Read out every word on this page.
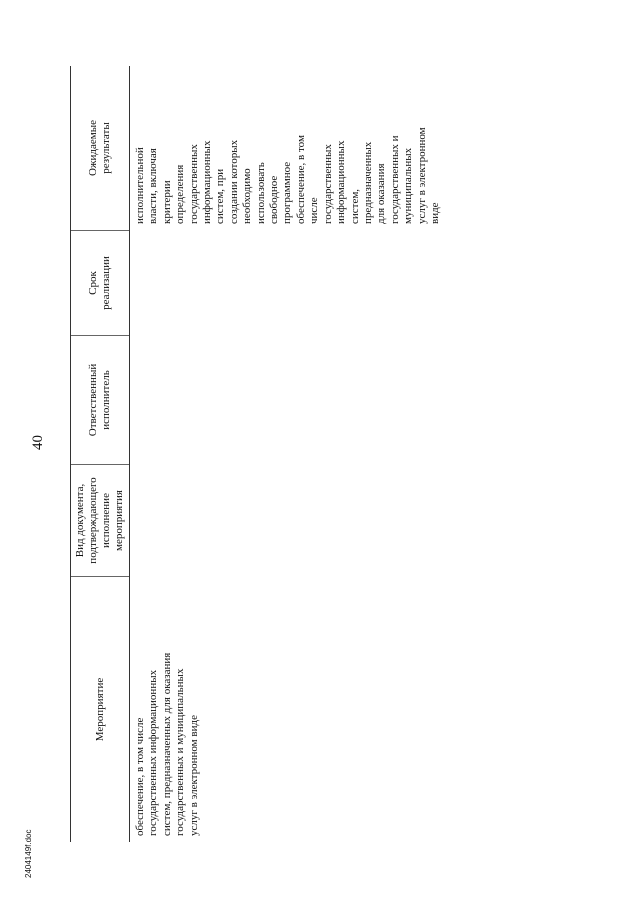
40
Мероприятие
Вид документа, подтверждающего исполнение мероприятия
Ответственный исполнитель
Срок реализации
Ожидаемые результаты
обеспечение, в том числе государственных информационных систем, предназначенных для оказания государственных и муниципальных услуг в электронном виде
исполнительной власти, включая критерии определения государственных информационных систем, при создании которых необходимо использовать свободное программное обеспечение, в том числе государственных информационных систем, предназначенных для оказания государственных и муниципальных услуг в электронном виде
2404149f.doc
...
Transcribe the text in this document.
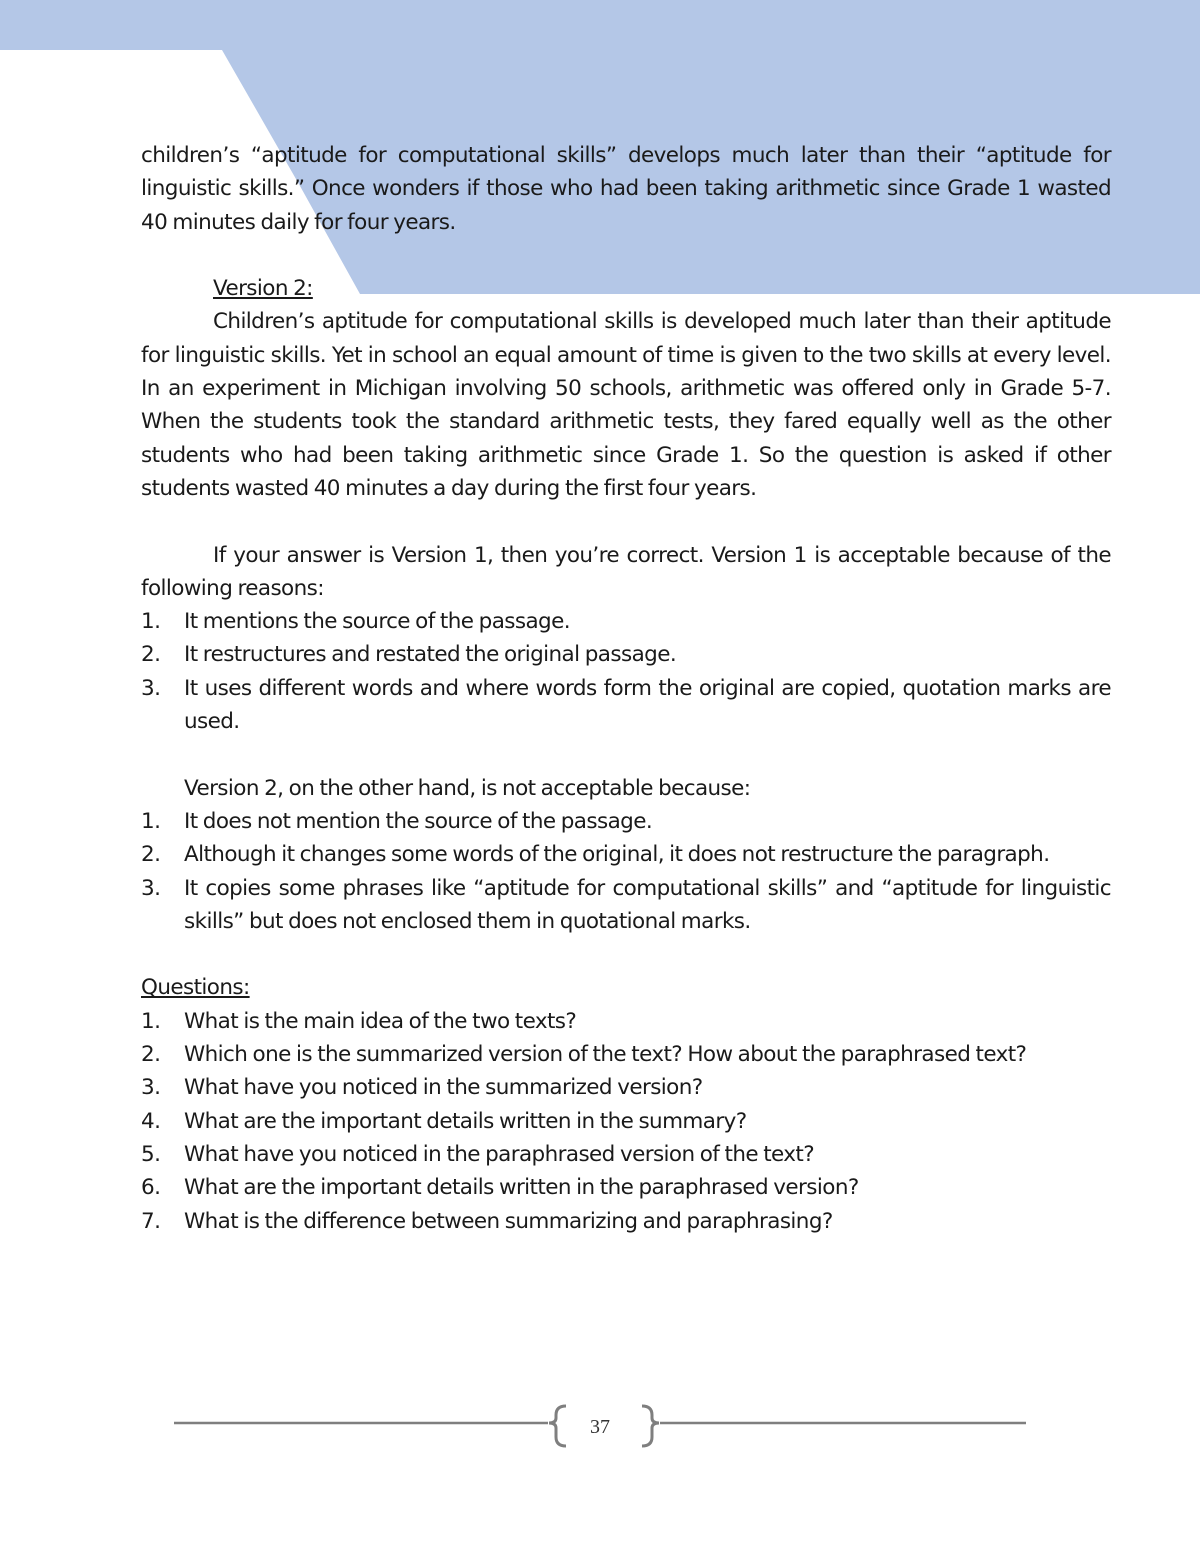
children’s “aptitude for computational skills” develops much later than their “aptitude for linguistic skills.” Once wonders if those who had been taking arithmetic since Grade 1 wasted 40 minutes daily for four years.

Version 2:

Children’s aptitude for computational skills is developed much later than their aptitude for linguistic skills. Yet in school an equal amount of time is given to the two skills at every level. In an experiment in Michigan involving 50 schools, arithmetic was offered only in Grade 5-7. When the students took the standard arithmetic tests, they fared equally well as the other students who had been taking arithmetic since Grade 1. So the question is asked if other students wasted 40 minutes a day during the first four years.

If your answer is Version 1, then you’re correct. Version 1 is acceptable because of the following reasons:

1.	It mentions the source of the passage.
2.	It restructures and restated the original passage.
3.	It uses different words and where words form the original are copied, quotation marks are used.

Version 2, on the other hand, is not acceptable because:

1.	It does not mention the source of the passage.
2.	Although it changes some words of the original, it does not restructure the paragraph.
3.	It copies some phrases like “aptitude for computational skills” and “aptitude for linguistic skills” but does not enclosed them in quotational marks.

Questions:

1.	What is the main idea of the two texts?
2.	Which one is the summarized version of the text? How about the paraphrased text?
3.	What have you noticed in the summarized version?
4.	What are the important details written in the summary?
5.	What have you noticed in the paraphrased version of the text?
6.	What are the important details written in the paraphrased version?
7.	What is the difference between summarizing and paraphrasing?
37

Short exercise. Above are the records. Identify each line that contains the word "marks".

Written answer.
3.	It uses different words and where words form the original are copied, quotation marks are used.
3.	It copies some phrases like “aptitude for computational skills” and “aptitude for linguistic skills” but does not enclosed them in quotational marks.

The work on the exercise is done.